**WORK TO COMPLETE:** Leave out the pictures and repeat every record exactly.

**RECORDS FOR PROCESSING:**

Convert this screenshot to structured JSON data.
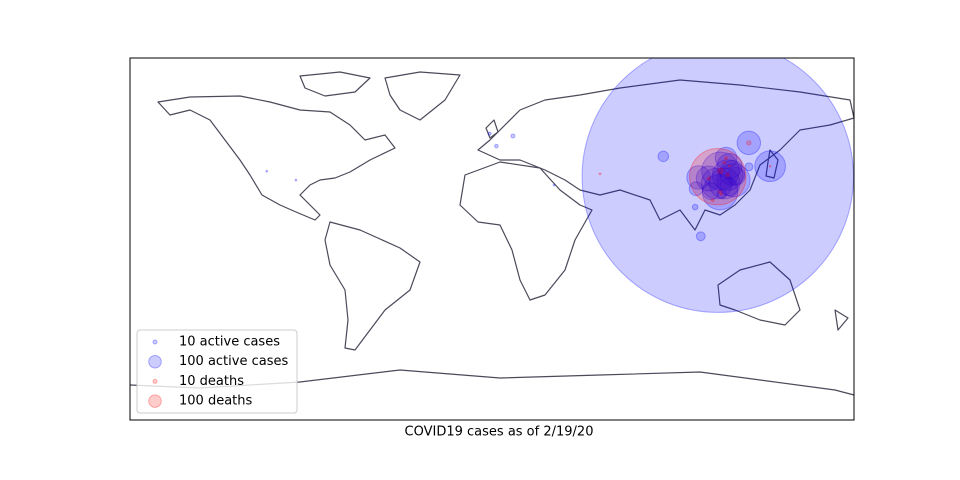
{
  "chart_data": {
    "type": "bubble-map",
    "title": "COVID19 cases as of 2/19/20",
    "xlim": [
      -180,
      180
    ],
    "ylim": [
      -90,
      90
    ],
    "legend_position": "lower left",
    "series": [
      {
        "name": "active cases",
        "color": "#0000ff",
        "lon": [
          112.27,
          113.4,
          113.6,
          120.1,
          111.7,
          117.2,
          115.7,
          118.1,
          119.4,
          107.8,
          102.7,
          127.7,
          116.4,
          121.4,
          117.9,
          108.8,
          101.5,
          85.2,
          138.3,
          127.8,
          103.8,
          101.0,
          114.2,
          10.4,
          2.2,
          -1.2,
          -112.0,
          -97.5,
          30.8
        ],
        "lat": [
          30.98,
          23.3,
          33.9,
          29.2,
          27.6,
          31.8,
          27.6,
          36.3,
          32.9,
          30.1,
          30.6,
          47.8,
          40.2,
          31.2,
          26.0,
          23.8,
          25.0,
          41.1,
          36.2,
          35.9,
          1.35,
          15.9,
          22.3,
          51.2,
          46.2,
          52.4,
          33.7,
          29.3,
          26.8
        ],
        "values": [
          47000,
          800,
          900,
          700,
          600,
          600,
          600,
          400,
          400,
          400,
          350,
          350,
          300,
          200,
          200,
          180,
          120,
          70,
          600,
          40,
          50,
          20,
          55,
          10,
          8,
          6,
          1,
          1,
          1
        ]
      },
      {
        "name": "deaths",
        "color": "#ff0000",
        "lon": [
          112.27,
          113.6,
          127.7,
          107.8,
          113.4,
          109.7,
          116.4,
          117.2,
          115.5,
          118.1,
          138.3,
          114.2,
          53.7
        ],
        "lat": [
          30.98,
          33.9,
          47.8,
          30.1,
          23.3,
          19.2,
          40.2,
          31.8,
          38.0,
          36.3,
          36.2,
          22.3,
          32.4
        ],
        "values": [
          2029,
          19,
          12,
          5,
          5,
          4,
          4,
          6,
          3,
          2,
          1,
          1,
          2
        ]
      }
    ],
    "legend": [
      {
        "label": "10 active cases",
        "value": 10,
        "color": "#0000ff"
      },
      {
        "label": "100 active cases",
        "value": 100,
        "color": "#0000ff"
      },
      {
        "label": "10 deaths",
        "value": 10,
        "color": "#ff0000"
      },
      {
        "label": "100 deaths",
        "value": 100,
        "color": "#ff0000"
      }
    ]
  }
}
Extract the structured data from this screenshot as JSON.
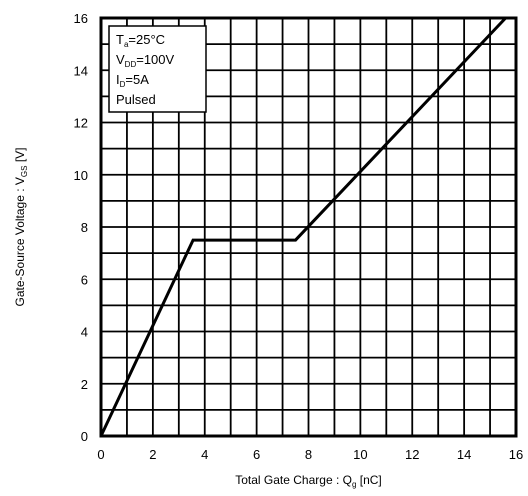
{
  "chart_data": {
    "type": "line",
    "xlabel": {
      "main": "Total Gate Charge : Q",
      "sub": "g",
      "unit": "  [nC]"
    },
    "ylabel": {
      "main": "Gate-Source Voltage : V",
      "sub": "GS",
      "unit": " [V]"
    },
    "xlim": [
      0,
      16
    ],
    "ylim": [
      0,
      16
    ],
    "x_ticks": [
      "0",
      "2",
      "4",
      "6",
      "8",
      "10",
      "12",
      "14",
      "16"
    ],
    "y_ticks": [
      "0",
      "2",
      "4",
      "6",
      "8",
      "10",
      "12",
      "14",
      "16"
    ],
    "grid": true,
    "series": [
      {
        "x": [
          0,
          3.55,
          7.5,
          15.6
        ],
        "y": [
          0,
          7.5,
          7.5,
          16
        ]
      }
    ],
    "legend": {
      "placement": "top-left",
      "lines": [
        {
          "main": "T",
          "sub": "a",
          "rest": "=25°C"
        },
        {
          "main": "V",
          "sub": "DD",
          "rest": "=100V"
        },
        {
          "main": "I",
          "sub": "D",
          "rest": "=5A"
        },
        {
          "main": "Pulsed",
          "sub": "",
          "rest": ""
        }
      ]
    }
  }
}
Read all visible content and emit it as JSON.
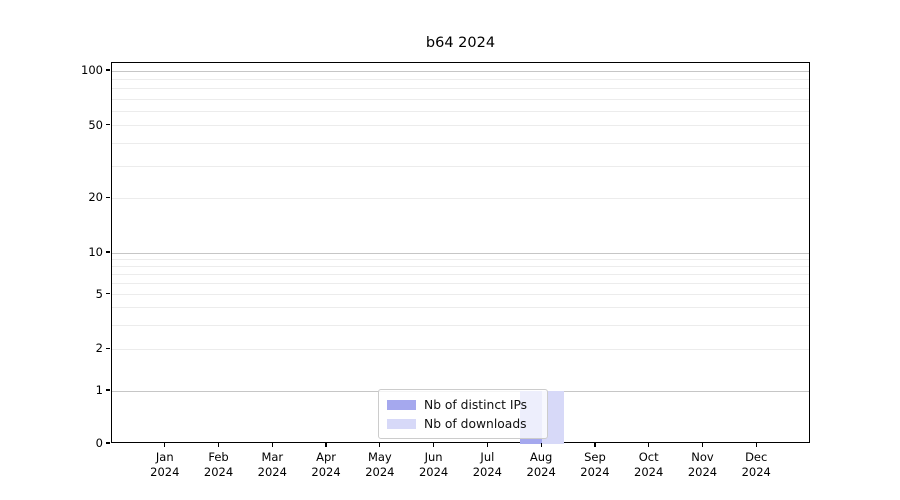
{
  "chart_data": {
    "type": "bar",
    "title": "b64 2024",
    "categories": [
      "Jan 2024",
      "Feb 2024",
      "Mar 2024",
      "Apr 2024",
      "May 2024",
      "Jun 2024",
      "Jul 2024",
      "Aug 2024",
      "Sep 2024",
      "Oct 2024",
      "Nov 2024",
      "Dec 2024"
    ],
    "series": [
      {
        "name": "Nb of distinct IPs",
        "color": "#a5a8ee",
        "values": [
          0,
          0,
          0,
          0,
          0,
          0,
          0,
          1,
          0,
          0,
          0,
          0
        ]
      },
      {
        "name": "Nb of downloads",
        "color": "#d7d9f8",
        "values": [
          0,
          0,
          0,
          0,
          0,
          0,
          0,
          1,
          0,
          0,
          0,
          0
        ]
      }
    ],
    "x_axis": {
      "tick_label_lines": "month,year"
    },
    "y_axis": {
      "scale": "symlog",
      "ticks": [
        {
          "value": 0,
          "label": "0"
        },
        {
          "value": 1,
          "label": "1"
        },
        {
          "value": 2,
          "label": "2"
        },
        {
          "value": 5,
          "label": "5"
        },
        {
          "value": 10,
          "label": "10"
        },
        {
          "value": 20,
          "label": "20"
        },
        {
          "value": 50,
          "label": "50"
        },
        {
          "value": 100,
          "label": "100"
        }
      ],
      "major_grid_values": [
        1,
        10,
        100
      ],
      "minor_grid_values": [
        2,
        3,
        4,
        5,
        6,
        7,
        8,
        9,
        20,
        30,
        40,
        50,
        60,
        70,
        80,
        90
      ],
      "range_max": 110
    },
    "legend": {
      "position": "lower center",
      "entries": [
        "Nb of distinct IPs",
        "Nb of downloads"
      ]
    },
    "grid": true,
    "colors": {
      "background": "#ffffff",
      "spine": "#000000",
      "major_grid": "#c6c6c6",
      "minor_grid": "#ececec",
      "legend_border": "#cccccc"
    }
  }
}
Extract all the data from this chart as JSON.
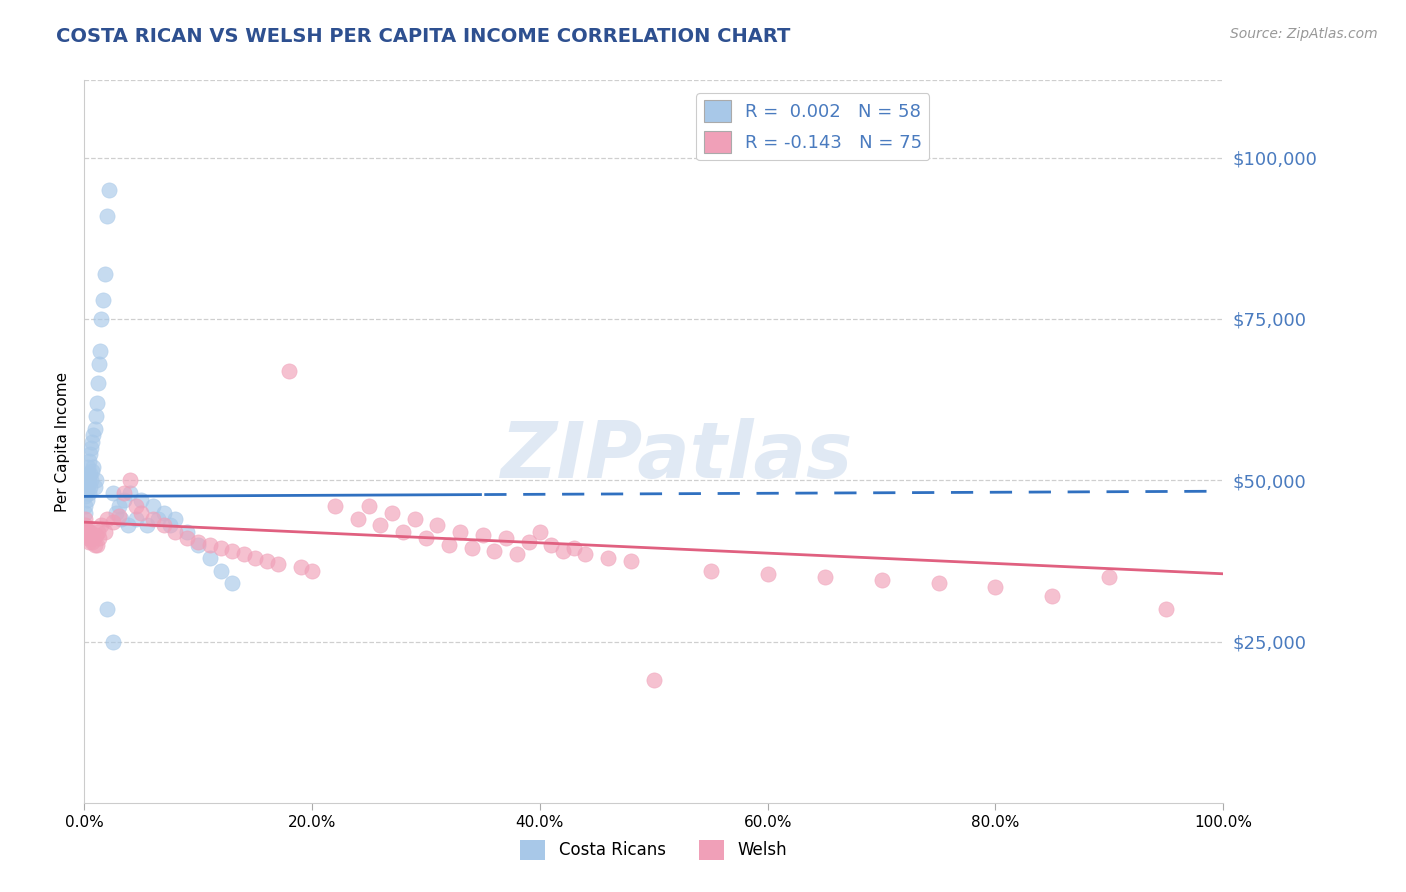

**SOLUTION FOR THIS EXERCISE:**
Convert this screenshot to structured JSON data.
{
  "chart_data": {
    "type": "bubble-map",
    "title": "COVID19 cases as of 2/19/20",
    "xlim": [
      -180,
      180
    ],
    "ylim": [
      -90,
      90
    ],
    "legend_position": "lower left",
    "series": [
      {
        "name": "active cases",
        "color": "#0000ff",
        "lon": [
          112.27,
          113.4,
          113.6,
          120.1,
          111.7,
          117.2,
          115.7,
          118.1,
          119.4,
          107.8,
          102.7,
          127.7,
          116.4,
          121.4,
          117.9,
          108.8,
          101.5,
          85.2,
          138.3,
          127.8,
          103.8,
          101.0,
          114.2,
          10.4,
          2.2,
          -1.2,
          -112.0,
          -97.5,
          30.8
        ],
        "lat": [
          30.98,
          23.3,
          33.9,
          29.2,
          27.6,
          31.8,
          27.6,
          36.3,
          32.9,
          30.1,
          30.6,
          47.8,
          40.2,
          31.2,
          26.0,
          23.8,
          25.0,
          41.1,
          36.2,
          35.9,
          1.35,
          15.9,
          22.3,
          51.2,
          46.2,
          52.4,
          33.7,
          29.3,
          26.8
        ],
        "values": [
          47000,
          800,
          900,
          700,
          600,
          600,
          600,
          400,
          400,
          400,
          350,
          350,
          300,
          200,
          200,
          180,
          120,
          70,
          600,
          40,
          50,
          20,
          55,
          10,
          8,
          6,
          1,
          1,
          1
        ]
      },
      {
        "name": "deaths",
        "color": "#ff0000",
        "lon": [
          112.27,
          113.6,
          127.7,
          107.8,
          113.4,
          109.7,
          116.4,
          117.2,
          115.5,
          118.1,
          138.3,
          114.2,
          53.7
        ],
        "lat": [
          30.98,
          33.9,
          47.8,
          30.1,
          23.3,
          19.2,
          40.2,
          31.8,
          38.0,
          36.3,
          36.2,
          22.3,
          32.4
        ],
        "values": [
          2029,
          19,
          12,
          5,
          5,
          4,
          4,
          6,
          3,
          2,
          1,
          1,
          2
        ]
      }
    ],
    "legend": [
      {
        "label": "10 active cases",
        "value": 10,
        "color": "#0000ff"
      },
      {
        "label": "100 active cases",
        "value": 100,
        "color": "#0000ff"
      },
      {
        "label": "10 deaths",
        "value": 10,
        "color": "#ff0000"
      },
      {
        "label": "100 deaths",
        "value": 100,
        "color": "#ff0000"
      }
    ]
  }
}
Extract the structured data from this screenshot as JSON.
{
  "chart_data": {
    "type": "line",
    "xlabel": {
      "main": "Total Gate Charge : Q",
      "sub": "g",
      "unit": "  [nC]"
    },
    "ylabel": {
      "main": "Gate-Source Voltage : V",
      "sub": "GS",
      "unit": " [V]"
    },
    "xlim": [
      0,
      16
    ],
    "ylim": [
      0,
      16
    ],
    "x_ticks": [
      "0",
      "2",
      "4",
      "6",
      "8",
      "10",
      "12",
      "14",
      "16"
    ],
    "y_ticks": [
      "0",
      "2",
      "4",
      "6",
      "8",
      "10",
      "12",
      "14",
      "16"
    ],
    "grid": true,
    "series": [
      {
        "x": [
          0,
          3.55,
          7.5,
          15.6
        ],
        "y": [
          0,
          7.5,
          7.5,
          16
        ]
      }
    ],
    "legend": {
      "placement": "top-left",
      "lines": [
        {
          "main": "T",
          "sub": "a",
          "rest": "=25°C"
        },
        {
          "main": "V",
          "sub": "DD",
          "rest": "=100V"
        },
        {
          "main": "I",
          "sub": "D",
          "rest": "=5A"
        },
        {
          "main": "Pulsed",
          "sub": "",
          "rest": ""
        }
      ]
    }
  }
}
Read all visible content and emit it as JSON.
{
  "chart_data": {
    "type": "bar",
    "title": "b64 2024",
    "categories": [
      "Jan 2024",
      "Feb 2024",
      "Mar 2024",
      "Apr 2024",
      "May 2024",
      "Jun 2024",
      "Jul 2024",
      "Aug 2024",
      "Sep 2024",
      "Oct 2024",
      "Nov 2024",
      "Dec 2024"
    ],
    "series": [
      {
        "name": "Nb of distinct IPs",
        "color": "#a5a8ee",
        "values": [
          0,
          0,
          0,
          0,
          0,
          0,
          0,
          1,
          0,
          0,
          0,
          0
        ]
      },
      {
        "name": "Nb of downloads",
        "color": "#d7d9f8",
        "values": [
          0,
          0,
          0,
          0,
          0,
          0,
          0,
          1,
          0,
          0,
          0,
          0
        ]
      }
    ],
    "x_axis": {
      "tick_label_lines": "month,year"
    },
    "y_axis": {
      "scale": "symlog",
      "ticks": [
        {
          "value": 0,
          "label": "0"
        },
        {
          "value": 1,
          "label": "1"
        },
        {
          "value": 2,
          "label": "2"
        },
        {
          "value": 5,
          "label": "5"
        },
        {
          "value": 10,
          "label": "10"
        },
        {
          "value": 20,
          "label": "20"
        },
        {
          "value": 50,
          "label": "50"
        },
        {
          "value": 100,
          "label": "100"
        }
      ],
      "major_grid_values": [
        1,
        10,
        100
      ],
      "minor_grid_values": [
        2,
        3,
        4,
        5,
        6,
        7,
        8,
        9,
        20,
        30,
        40,
        50,
        60,
        70,
        80,
        90
      ],
      "range_max": 110
    },
    "legend": {
      "position": "lower center",
      "entries": [
        "Nb of distinct IPs",
        "Nb of downloads"
      ]
    },
    "grid": true,
    "colors": {
      "background": "#ffffff",
      "spine": "#000000",
      "major_grid": "#c6c6c6",
      "minor_grid": "#ececec",
      "legend_border": "#cccccc"
    }
  }
}
Extract all the data from this chart as JSON.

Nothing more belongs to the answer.